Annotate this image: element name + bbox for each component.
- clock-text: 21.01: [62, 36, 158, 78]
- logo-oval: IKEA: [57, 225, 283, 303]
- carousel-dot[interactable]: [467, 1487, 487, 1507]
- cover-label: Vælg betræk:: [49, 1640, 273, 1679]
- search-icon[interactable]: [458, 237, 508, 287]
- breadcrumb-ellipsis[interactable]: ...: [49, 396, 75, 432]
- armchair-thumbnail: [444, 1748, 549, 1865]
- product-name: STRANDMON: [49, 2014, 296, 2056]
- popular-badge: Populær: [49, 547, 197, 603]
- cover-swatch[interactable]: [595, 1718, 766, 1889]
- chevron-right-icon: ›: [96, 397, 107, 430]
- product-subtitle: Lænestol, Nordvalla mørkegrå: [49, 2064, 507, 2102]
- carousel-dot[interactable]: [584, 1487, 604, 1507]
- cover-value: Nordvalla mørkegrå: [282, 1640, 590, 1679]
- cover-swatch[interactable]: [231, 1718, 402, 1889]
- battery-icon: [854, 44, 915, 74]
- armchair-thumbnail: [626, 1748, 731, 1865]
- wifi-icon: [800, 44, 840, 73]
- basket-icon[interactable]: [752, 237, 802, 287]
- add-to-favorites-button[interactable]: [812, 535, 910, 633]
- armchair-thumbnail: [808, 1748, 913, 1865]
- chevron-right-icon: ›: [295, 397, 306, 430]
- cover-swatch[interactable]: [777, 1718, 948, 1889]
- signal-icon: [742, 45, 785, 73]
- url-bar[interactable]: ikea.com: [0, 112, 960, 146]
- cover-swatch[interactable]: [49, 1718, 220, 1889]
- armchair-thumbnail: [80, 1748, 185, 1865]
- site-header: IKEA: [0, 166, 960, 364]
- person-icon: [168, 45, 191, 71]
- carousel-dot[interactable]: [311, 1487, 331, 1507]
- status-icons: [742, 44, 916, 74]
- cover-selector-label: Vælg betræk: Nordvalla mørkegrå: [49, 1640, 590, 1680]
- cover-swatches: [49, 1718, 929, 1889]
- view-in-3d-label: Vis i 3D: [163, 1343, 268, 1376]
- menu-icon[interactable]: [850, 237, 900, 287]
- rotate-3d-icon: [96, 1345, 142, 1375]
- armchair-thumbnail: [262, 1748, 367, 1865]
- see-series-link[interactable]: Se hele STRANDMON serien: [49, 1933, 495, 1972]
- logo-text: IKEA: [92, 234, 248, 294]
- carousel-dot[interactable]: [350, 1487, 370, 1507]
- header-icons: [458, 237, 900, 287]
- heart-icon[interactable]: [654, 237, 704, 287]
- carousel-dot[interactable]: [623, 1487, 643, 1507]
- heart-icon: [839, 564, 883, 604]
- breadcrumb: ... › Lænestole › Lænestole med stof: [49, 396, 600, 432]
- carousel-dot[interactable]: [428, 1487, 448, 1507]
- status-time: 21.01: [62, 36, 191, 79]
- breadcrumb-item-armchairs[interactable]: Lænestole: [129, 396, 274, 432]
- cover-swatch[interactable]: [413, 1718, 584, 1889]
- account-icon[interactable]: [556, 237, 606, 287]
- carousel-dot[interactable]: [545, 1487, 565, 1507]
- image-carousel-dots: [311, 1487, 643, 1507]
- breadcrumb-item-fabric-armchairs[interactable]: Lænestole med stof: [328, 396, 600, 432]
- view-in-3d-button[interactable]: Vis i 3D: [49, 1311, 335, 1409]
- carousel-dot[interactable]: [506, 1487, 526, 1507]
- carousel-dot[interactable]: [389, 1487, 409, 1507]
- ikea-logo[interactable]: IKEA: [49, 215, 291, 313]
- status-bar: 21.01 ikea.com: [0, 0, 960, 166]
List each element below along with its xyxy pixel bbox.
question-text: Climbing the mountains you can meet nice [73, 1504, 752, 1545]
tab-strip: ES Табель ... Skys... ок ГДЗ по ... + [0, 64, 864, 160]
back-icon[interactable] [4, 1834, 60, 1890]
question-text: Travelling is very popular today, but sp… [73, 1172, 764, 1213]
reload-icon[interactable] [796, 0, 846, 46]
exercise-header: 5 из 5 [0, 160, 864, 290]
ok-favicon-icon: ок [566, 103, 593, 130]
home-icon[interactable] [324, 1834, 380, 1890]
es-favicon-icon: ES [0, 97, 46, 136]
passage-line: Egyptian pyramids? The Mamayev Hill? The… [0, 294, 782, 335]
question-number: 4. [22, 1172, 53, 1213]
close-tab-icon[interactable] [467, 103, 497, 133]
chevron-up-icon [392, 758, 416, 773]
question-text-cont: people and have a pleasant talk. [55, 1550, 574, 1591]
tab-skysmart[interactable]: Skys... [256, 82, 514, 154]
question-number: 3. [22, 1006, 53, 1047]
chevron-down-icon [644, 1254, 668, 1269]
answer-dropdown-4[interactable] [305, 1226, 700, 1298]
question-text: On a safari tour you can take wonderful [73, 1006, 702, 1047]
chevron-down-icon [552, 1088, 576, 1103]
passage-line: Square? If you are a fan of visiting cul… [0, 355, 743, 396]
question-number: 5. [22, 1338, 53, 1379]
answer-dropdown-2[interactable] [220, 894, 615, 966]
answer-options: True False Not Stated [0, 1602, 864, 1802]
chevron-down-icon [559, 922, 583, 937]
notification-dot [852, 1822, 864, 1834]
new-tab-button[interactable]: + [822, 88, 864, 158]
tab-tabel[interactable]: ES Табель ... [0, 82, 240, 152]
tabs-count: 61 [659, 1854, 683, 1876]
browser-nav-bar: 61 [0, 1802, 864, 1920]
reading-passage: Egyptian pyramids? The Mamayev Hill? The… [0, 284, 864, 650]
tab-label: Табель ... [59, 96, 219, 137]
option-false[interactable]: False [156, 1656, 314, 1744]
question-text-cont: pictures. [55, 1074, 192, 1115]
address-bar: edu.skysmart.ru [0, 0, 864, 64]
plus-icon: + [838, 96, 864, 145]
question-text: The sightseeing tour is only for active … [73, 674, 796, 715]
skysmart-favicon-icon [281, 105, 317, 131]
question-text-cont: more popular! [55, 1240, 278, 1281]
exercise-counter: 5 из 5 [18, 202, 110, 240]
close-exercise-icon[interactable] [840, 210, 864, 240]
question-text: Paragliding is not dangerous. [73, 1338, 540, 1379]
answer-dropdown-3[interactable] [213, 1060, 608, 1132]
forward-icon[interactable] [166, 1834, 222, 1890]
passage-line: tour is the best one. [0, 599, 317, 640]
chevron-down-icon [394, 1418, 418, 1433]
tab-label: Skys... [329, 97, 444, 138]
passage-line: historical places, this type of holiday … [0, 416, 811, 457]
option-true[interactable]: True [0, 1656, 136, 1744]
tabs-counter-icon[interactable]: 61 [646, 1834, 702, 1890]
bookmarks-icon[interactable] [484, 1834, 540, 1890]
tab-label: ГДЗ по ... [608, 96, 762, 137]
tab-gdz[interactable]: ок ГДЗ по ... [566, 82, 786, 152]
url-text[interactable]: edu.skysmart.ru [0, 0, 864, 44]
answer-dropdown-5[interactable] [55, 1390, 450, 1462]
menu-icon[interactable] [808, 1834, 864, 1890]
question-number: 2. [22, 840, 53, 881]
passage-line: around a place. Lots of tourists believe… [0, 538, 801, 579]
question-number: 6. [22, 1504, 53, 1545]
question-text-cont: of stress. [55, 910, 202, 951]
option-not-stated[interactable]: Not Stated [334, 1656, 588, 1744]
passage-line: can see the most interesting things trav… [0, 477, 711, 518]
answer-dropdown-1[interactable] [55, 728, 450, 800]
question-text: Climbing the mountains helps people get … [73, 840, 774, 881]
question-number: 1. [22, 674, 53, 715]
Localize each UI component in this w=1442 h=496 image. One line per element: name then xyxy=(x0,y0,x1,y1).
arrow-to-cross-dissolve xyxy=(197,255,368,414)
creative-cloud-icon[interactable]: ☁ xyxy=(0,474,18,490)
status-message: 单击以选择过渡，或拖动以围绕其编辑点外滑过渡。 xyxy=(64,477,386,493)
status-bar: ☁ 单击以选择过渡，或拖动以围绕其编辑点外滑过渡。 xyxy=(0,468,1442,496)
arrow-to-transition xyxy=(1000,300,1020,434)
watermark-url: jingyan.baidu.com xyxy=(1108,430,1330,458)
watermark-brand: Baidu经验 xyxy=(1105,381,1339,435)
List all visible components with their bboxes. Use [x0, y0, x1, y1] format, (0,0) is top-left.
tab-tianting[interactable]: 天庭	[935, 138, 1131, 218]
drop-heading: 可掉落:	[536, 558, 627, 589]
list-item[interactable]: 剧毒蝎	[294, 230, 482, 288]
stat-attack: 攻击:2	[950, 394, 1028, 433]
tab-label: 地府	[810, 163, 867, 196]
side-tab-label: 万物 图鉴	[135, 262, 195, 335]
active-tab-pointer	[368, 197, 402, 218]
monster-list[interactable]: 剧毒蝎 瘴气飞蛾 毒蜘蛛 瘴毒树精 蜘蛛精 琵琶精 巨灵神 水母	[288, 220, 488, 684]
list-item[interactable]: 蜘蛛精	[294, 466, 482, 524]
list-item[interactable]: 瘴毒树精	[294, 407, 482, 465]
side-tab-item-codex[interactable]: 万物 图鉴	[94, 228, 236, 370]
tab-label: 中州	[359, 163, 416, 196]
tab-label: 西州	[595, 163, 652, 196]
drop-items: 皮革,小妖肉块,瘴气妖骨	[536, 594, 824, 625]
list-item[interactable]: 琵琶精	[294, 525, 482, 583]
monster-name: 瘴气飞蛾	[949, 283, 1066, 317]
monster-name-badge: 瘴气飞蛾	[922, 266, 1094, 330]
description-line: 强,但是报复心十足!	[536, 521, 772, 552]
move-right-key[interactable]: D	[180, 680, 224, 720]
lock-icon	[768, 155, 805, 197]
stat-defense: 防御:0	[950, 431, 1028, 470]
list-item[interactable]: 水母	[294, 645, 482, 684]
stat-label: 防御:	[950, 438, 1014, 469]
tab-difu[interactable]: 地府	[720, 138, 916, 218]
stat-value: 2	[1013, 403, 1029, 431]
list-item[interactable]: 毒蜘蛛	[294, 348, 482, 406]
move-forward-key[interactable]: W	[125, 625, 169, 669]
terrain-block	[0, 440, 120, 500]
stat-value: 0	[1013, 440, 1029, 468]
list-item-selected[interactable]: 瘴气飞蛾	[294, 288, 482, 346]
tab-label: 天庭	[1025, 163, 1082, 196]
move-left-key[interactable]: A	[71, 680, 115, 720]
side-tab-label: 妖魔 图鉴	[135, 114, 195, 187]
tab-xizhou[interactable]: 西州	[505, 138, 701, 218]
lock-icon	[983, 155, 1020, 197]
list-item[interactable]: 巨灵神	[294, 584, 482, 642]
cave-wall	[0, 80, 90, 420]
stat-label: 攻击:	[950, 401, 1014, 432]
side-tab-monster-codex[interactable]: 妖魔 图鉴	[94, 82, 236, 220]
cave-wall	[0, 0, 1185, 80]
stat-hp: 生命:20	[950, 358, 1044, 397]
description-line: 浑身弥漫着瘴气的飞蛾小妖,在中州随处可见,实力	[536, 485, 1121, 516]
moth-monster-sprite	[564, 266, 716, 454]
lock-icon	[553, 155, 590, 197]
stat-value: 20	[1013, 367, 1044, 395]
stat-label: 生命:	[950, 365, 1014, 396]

Aim of the exercise:
Rewrite the stretch of lines from the start through the line containing "- header-icons: [458, 237, 900, 287]", replacing "armchair-thumbnail" with "chair-preview" and leaving everything else as it is.

Result:
Annotate this image: element name + bbox for each component.
- clock-text: 21.01: [62, 36, 158, 78]
- logo-oval: IKEA: [57, 225, 283, 303]
- carousel-dot[interactable]: [467, 1487, 487, 1507]
- cover-label: Vælg betræk:: [49, 1640, 273, 1679]
- search-icon[interactable]: [458, 237, 508, 287]
- breadcrumb-ellipsis[interactable]: ...: [49, 396, 75, 432]
- chair-preview: [444, 1748, 549, 1865]
- product-name: STRANDMON: [49, 2014, 296, 2056]
- popular-badge: Populær: [49, 547, 197, 603]
- cover-swatch[interactable]: [595, 1718, 766, 1889]
- chevron-right-icon: ›: [96, 397, 107, 430]
- product-subtitle: Lænestol, Nordvalla mørkegrå: [49, 2064, 507, 2102]
- carousel-dot[interactable]: [584, 1487, 604, 1507]
- cover-value: Nordvalla mørkegrå: [282, 1640, 590, 1679]
- cover-swatch[interactable]: [231, 1718, 402, 1889]
- battery-icon: [854, 44, 915, 74]
- chair-preview: [626, 1748, 731, 1865]
- wifi-icon: [800, 44, 840, 73]
- basket-icon[interactable]: [752, 237, 802, 287]
- add-to-favorites-button[interactable]: [812, 535, 910, 633]
- chair-preview: [808, 1748, 913, 1865]
- chevron-right-icon: ›: [295, 397, 306, 430]
- cover-swatch[interactable]: [777, 1718, 948, 1889]
- signal-icon: [742, 45, 785, 73]
- url-bar[interactable]: ikea.com: [0, 112, 960, 146]
- cover-swatch[interactable]: [49, 1718, 220, 1889]
- chair-preview: [80, 1748, 185, 1865]
- site-header: IKEA: [0, 166, 960, 364]
- person-icon: [168, 45, 191, 71]
- carousel-dot[interactable]: [311, 1487, 331, 1507]
- status-icons: [742, 44, 916, 74]
- cover-selector-label: Vælg betræk: Nordvalla mørkegrå: [49, 1640, 590, 1680]
- cover-swatches: [49, 1718, 929, 1889]
- view-in-3d-label: Vis i 3D: [163, 1343, 268, 1376]
- menu-icon[interactable]: [850, 237, 900, 287]
- rotate-3d-icon: [96, 1345, 142, 1375]
- chair-preview: [262, 1748, 367, 1865]
- see-series-link[interactable]: Se hele STRANDMON serien: [49, 1933, 495, 1972]
- logo-text: IKEA: [92, 234, 248, 294]
- carousel-dot[interactable]: [350, 1487, 370, 1507]
- header-icons: [458, 237, 900, 287]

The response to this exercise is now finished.